[DATASET EXCERPTS]
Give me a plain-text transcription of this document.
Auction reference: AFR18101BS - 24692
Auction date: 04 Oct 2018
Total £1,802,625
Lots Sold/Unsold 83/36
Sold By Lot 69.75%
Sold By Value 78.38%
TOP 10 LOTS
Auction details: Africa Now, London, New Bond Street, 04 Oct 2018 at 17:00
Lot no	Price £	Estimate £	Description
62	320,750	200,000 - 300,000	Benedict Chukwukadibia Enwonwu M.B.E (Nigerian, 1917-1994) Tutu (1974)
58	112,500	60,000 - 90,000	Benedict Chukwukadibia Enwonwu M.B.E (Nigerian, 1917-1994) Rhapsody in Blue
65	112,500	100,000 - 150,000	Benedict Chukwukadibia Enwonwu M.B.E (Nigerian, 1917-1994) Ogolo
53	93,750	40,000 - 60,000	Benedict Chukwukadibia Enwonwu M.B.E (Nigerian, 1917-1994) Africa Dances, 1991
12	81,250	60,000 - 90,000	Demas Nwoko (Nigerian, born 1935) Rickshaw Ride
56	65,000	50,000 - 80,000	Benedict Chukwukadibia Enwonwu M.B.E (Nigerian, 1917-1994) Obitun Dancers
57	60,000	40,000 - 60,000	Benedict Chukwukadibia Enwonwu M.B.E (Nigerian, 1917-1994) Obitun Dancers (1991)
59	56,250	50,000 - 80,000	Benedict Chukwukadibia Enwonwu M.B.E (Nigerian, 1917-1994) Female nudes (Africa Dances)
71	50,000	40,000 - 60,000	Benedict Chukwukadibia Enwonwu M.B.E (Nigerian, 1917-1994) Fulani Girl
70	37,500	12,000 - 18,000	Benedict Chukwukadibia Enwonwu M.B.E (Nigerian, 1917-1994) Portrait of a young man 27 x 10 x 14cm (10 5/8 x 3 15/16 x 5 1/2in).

[WRITTEN REQUEST] From the data, list each line in which the string "Sold" appears.

[ANSWER FOR THIS EXERCISE]
Lots Sold/Unsold 83/36
Sold By Lot 69.75%
Sold By Value 78.38%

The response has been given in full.